Work to do
Start at the line that contains "Transcribe the text in this document." in the listing below and extract every line through the last, exactly; leave pictures out.

—————

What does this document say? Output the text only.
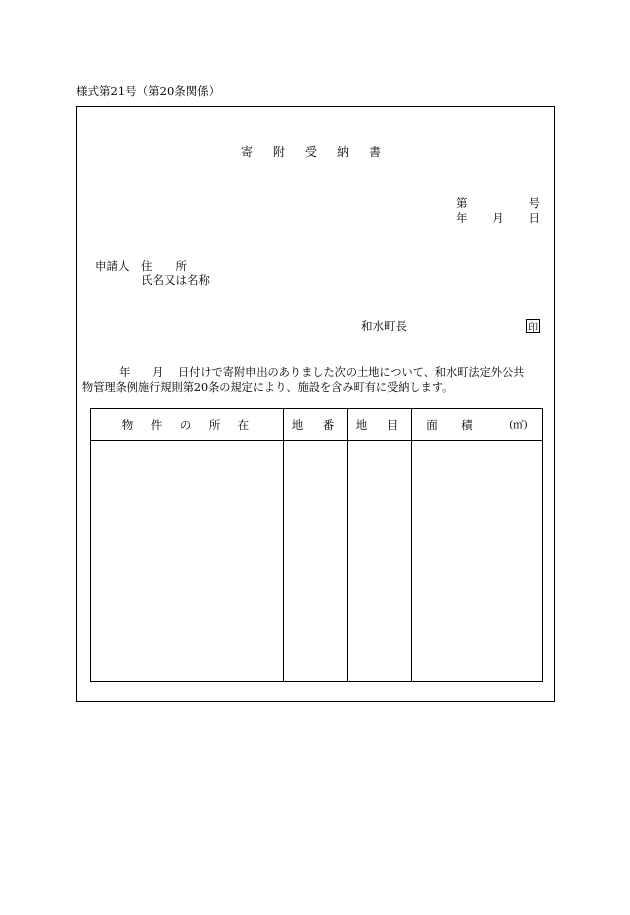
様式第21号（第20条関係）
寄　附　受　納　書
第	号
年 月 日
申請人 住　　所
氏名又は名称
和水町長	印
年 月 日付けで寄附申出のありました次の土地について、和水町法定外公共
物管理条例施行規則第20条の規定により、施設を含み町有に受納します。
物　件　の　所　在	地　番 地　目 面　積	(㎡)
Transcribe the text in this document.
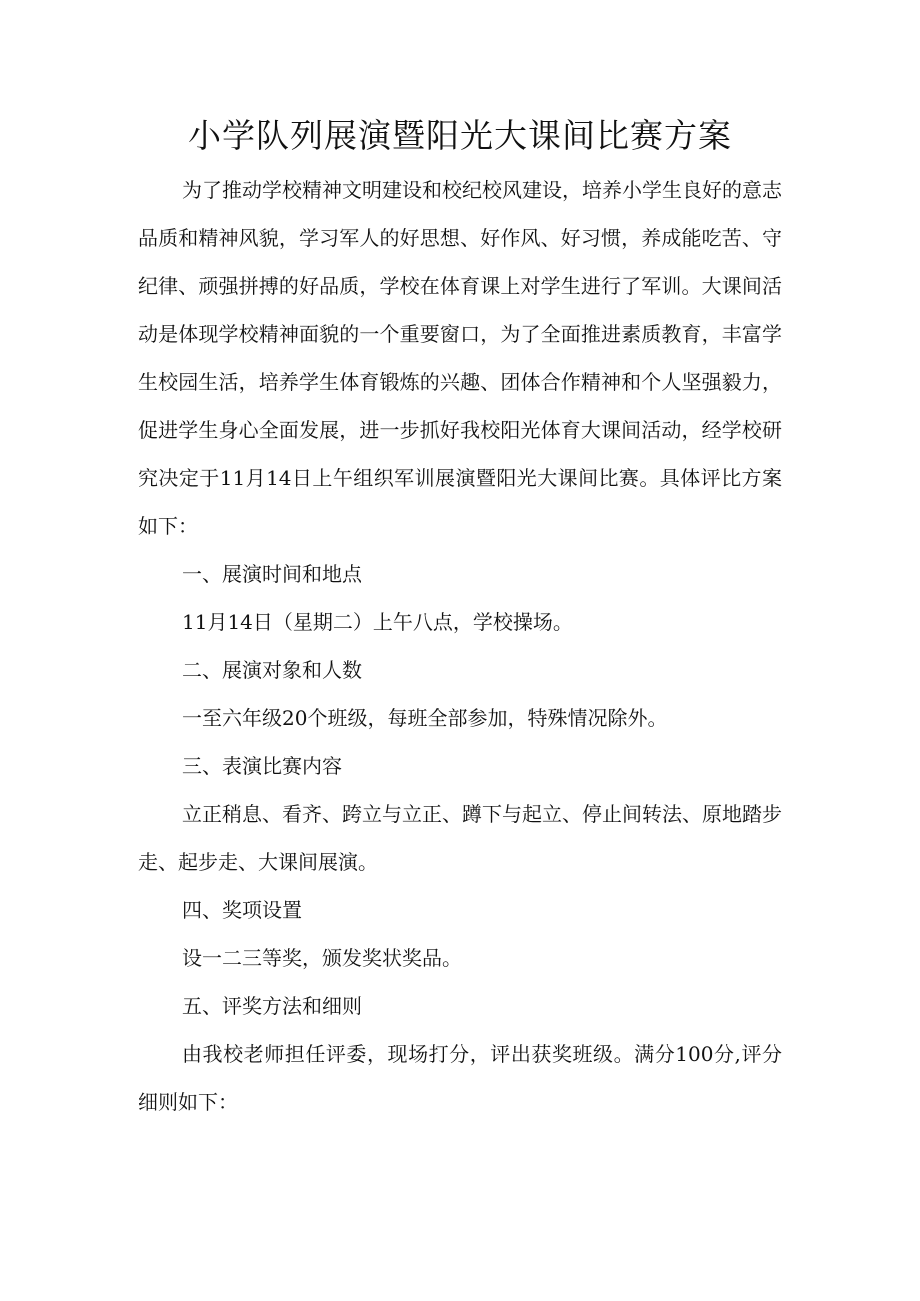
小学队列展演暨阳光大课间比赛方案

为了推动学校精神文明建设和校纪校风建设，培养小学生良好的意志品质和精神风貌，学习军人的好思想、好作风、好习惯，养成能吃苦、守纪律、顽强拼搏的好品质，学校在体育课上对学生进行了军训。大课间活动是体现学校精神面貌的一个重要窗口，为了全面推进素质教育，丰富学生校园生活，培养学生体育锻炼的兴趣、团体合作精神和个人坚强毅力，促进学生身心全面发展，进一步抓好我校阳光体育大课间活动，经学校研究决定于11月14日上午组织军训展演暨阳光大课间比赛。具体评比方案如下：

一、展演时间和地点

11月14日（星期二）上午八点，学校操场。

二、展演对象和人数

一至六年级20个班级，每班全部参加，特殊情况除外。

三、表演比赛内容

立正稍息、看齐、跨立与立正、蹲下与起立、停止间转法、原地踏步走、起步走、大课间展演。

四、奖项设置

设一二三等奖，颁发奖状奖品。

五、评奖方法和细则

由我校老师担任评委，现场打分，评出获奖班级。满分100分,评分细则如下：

—————

Expected answer
Transcribe the text in this document.
小学队列展演暨阳光大课间比赛方案

为了推动学校精神文明建设和校纪校风建设，培养小学生良好的意志品质和精神风貌，学习军人的好思想、好作风、好习惯，养成能吃苦、守纪律、顽强拼搏的好品质，学校在体育课上对学生进行了军训。大课间活动是体现学校精神面貌的一个重要窗口，为了全面推进素质教育，丰富学生校园生活，培养学生体育锻炼的兴趣、团体合作精神和个人坚强毅力，促进学生身心全面发展，进一步抓好我校阳光体育大课间活动，经学校研究决定于11月14日上午组织军训展演暨阳光大课间比赛。具体评比方案如下：

一、展演时间和地点

11月14日（星期二）上午八点，学校操场。

二、展演对象和人数

一至六年级20个班级，每班全部参加，特殊情况除外。

三、表演比赛内容

立正稍息、看齐、跨立与立正、蹲下与起立、停止间转法、原地踏步走、起步走、大课间展演。

四、奖项设置

设一二三等奖，颁发奖状奖品。

五、评奖方法和细则

由我校老师担任评委，现场打分，评出获奖班级。满分100分,评分细则如下：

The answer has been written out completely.